**What you need to do**
Retype every one of the lines below character for character, and leave the picture out of your copy.
---- Excerpted records
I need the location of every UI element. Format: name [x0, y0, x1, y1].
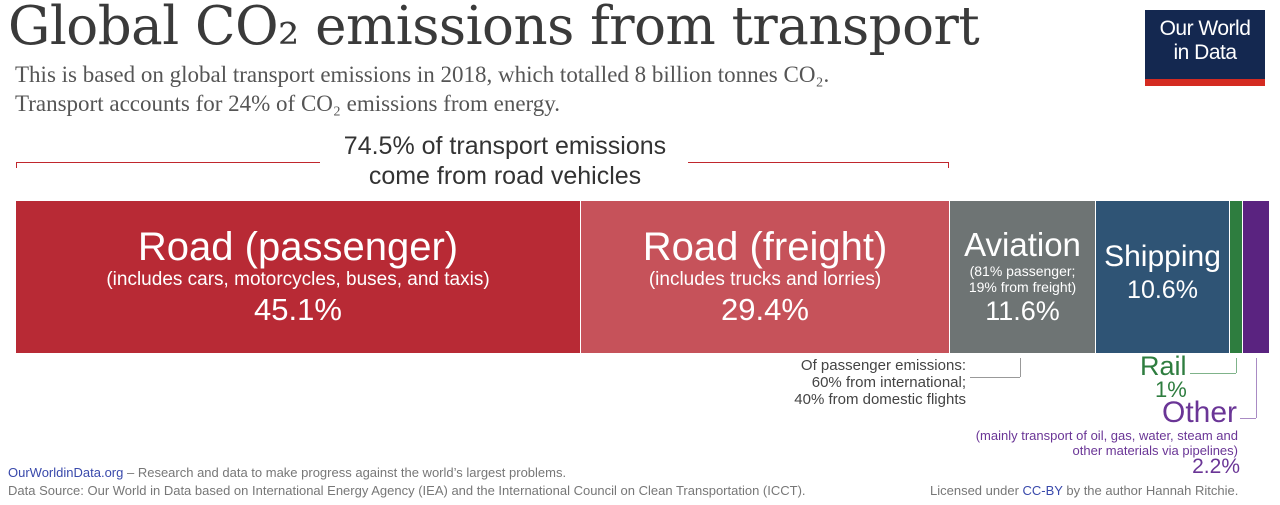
aviation-note-connector-h [970, 377, 1020, 378]
segment-value: 29.4% [721, 292, 809, 327]
other-connector-h [1240, 418, 1256, 419]
other-sublabel-1: (mainly transport of oil, gas, water, st… [975, 428, 1238, 443]
segment-other [1243, 201, 1269, 353]
segment-sublabel-1: (81% passenger; [969, 263, 1076, 279]
chart-subtitle-line1: This is based on global transport emissi… [15, 62, 830, 87]
other-value: 2.2% [1192, 455, 1240, 478]
road-annotation: 74.5% of transport emissions come from r… [320, 131, 690, 191]
cc-by-link[interactable]: CC-BY [1022, 483, 1063, 498]
aviation-note-line1: Of passenger emissions: [800, 357, 966, 374]
logo-accent-bar [1145, 79, 1265, 86]
rail-connector-h [1190, 373, 1236, 374]
other-sublabel: (mainly transport of oil, gas, water, st… [940, 428, 1238, 458]
rail-connector-v [1236, 358, 1237, 373]
owid-logo[interactable]: Our World in Data [1145, 10, 1265, 86]
segment-sublabel-2: 19% from freight) [968, 279, 1077, 295]
aviation-note-line2: 60% from international; [811, 374, 966, 391]
segment-aviation: Aviation (81% passenger; 19% from freigh… [950, 201, 1095, 353]
road-bracket-right [688, 162, 949, 163]
license-prefix: Licensed under [930, 483, 1023, 498]
segment-rail [1230, 201, 1242, 353]
other-sublabel-2: other materials via pipelines) [1072, 443, 1238, 458]
aviation-note-connector-v [1020, 358, 1021, 377]
rail-value: 1% [1155, 377, 1187, 402]
segment-value: 11.6% [985, 296, 1060, 326]
segment-label: Road (freight) [642, 225, 888, 269]
footer-license: Licensed under CC-BY by the author Hanna… [930, 483, 1238, 498]
segment-road-freight: Road (freight) (includes trucks and lorr… [581, 201, 949, 353]
segment-label: Aviation [964, 226, 1081, 263]
chart-subtitle-line2: Transport accounts for 24% of CO₂ emissi… [15, 91, 561, 116]
owid-link[interactable]: OurWorldinData.org [8, 465, 124, 480]
other-connector-v [1256, 358, 1257, 418]
aviation-note-line3: 40% from domestic flights [794, 391, 966, 408]
license-suffix: by the author Hannah Ritchie. [1062, 483, 1239, 498]
logo-line2: in Data [1173, 41, 1237, 64]
segment-road-passenger: Road (passenger) (includes cars, motorcy… [16, 201, 580, 353]
segment-value: 45.1% [254, 292, 342, 327]
footer-tagline-row: OurWorldinData.org – Research and data t… [8, 465, 566, 480]
other-label: Other [1162, 396, 1238, 429]
footer-tagline: – Research and data to make progress aga… [123, 465, 567, 480]
segment-label: Road (passenger) [137, 225, 459, 269]
road-bracket-left [16, 162, 320, 163]
chart-title: Global CO₂ emissions from transport [8, 0, 980, 57]
footer-source: Data Source: Our World in Data based on … [8, 483, 806, 498]
segment-sublabel: (includes trucks and lorries) [648, 269, 882, 290]
rail-label: Rail [1140, 351, 1187, 381]
segment-value: 10.6% [1127, 276, 1198, 304]
segment-shipping: Shipping 10.6% [1096, 201, 1229, 353]
segment-label: Shipping [1104, 240, 1221, 273]
logo-line1: Our World [1159, 17, 1251, 40]
road-bracket-tick-left [16, 162, 17, 168]
road-annotation-line2: come from road vehicles [368, 162, 642, 190]
road-bracket-tick-right [948, 162, 949, 168]
segment-sublabel: (includes cars, motorcycles, buses, and … [106, 269, 490, 290]
road-annotation-line1: 74.5% of transport emissions [343, 132, 667, 160]
aviation-note: Of passenger emissions: 60% from interna… [760, 357, 966, 408]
--------
**Completed task**
I need the location of every UI element. Format: name [x0, y0, x1, y1].
aviation-note-connector-h [970, 377, 1020, 378]
segment-value: 29.4% [721, 292, 809, 327]
other-connector-h [1240, 418, 1256, 419]
other-sublabel-1: (mainly transport of oil, gas, water, st… [975, 428, 1238, 443]
segment-other [1243, 201, 1269, 353]
segment-sublabel-1: (81% passenger; [969, 263, 1076, 279]
chart-subtitle-line1: This is based on global transport emissi… [15, 62, 830, 87]
other-value: 2.2% [1192, 455, 1240, 478]
road-annotation: 74.5% of transport emissions come from r… [320, 131, 690, 191]
cc-by-link[interactable]: CC-BY [1022, 483, 1063, 498]
aviation-note-line1: Of passenger emissions: [800, 357, 966, 374]
logo-accent-bar [1145, 79, 1265, 86]
rail-connector-h [1190, 373, 1236, 374]
other-sublabel: (mainly transport of oil, gas, water, st… [940, 428, 1238, 458]
rail-connector-v [1236, 358, 1237, 373]
owid-logo[interactable]: Our World in Data [1145, 10, 1265, 86]
segment-sublabel-2: 19% from freight) [968, 279, 1077, 295]
aviation-note-line2: 60% from international; [811, 374, 966, 391]
segment-aviation: Aviation (81% passenger; 19% from freigh… [950, 201, 1095, 353]
road-bracket-right [688, 162, 949, 163]
license-prefix: Licensed under [930, 483, 1023, 498]
segment-rail [1230, 201, 1242, 353]
other-sublabel-2: other materials via pipelines) [1072, 443, 1238, 458]
aviation-note-connector-v [1020, 358, 1021, 377]
rail-value: 1% [1155, 377, 1187, 402]
segment-value: 11.6% [985, 296, 1060, 326]
segment-label: Road (freight) [642, 225, 888, 269]
footer-license: Licensed under CC-BY by the author Hanna… [930, 483, 1238, 498]
segment-road-freight: Road (freight) (includes trucks and lorr… [581, 201, 949, 353]
segment-label: Aviation [964, 226, 1081, 263]
chart-subtitle-line2: Transport accounts for 24% of CO₂ emissi… [15, 91, 561, 116]
owid-link[interactable]: OurWorldinData.org [8, 465, 124, 480]
other-connector-v [1256, 358, 1257, 418]
aviation-note-line3: 40% from domestic flights [794, 391, 966, 408]
license-suffix: by the author Hannah Ritchie. [1062, 483, 1239, 498]
logo-line2: in Data [1173, 41, 1237, 64]
segment-road-passenger: Road (passenger) (includes cars, motorcy… [16, 201, 580, 353]
segment-value: 45.1% [254, 292, 342, 327]
footer-tagline-row: OurWorldinData.org – Research and data t… [8, 465, 566, 480]
other-label: Other [1162, 396, 1238, 429]
footer-tagline: – Research and data to make progress aga… [123, 465, 567, 480]
segment-label: Road (passenger) [137, 225, 459, 269]
road-bracket-left [16, 162, 320, 163]
chart-title: Global CO₂ emissions from transport [8, 0, 980, 57]
footer-source: Data Source: Our World in Data based on … [8, 483, 806, 498]
segment-sublabel: (includes trucks and lorries) [648, 269, 882, 290]
rail-label: Rail [1140, 351, 1187, 381]
segment-value: 10.6% [1127, 276, 1198, 304]
segment-shipping: Shipping 10.6% [1096, 201, 1229, 353]
segment-label: Shipping [1104, 240, 1221, 273]
logo-line1: Our World [1159, 17, 1251, 40]
road-bracket-tick-left [16, 162, 17, 168]
road-annotation-line2: come from road vehicles [368, 162, 642, 190]
road-bracket-tick-right [948, 162, 949, 168]
segment-sublabel: (includes cars, motorcycles, buses, and … [106, 269, 490, 290]
road-annotation-line1: 74.5% of transport emissions [343, 132, 667, 160]
aviation-note: Of passenger emissions: 60% from interna… [760, 357, 966, 408]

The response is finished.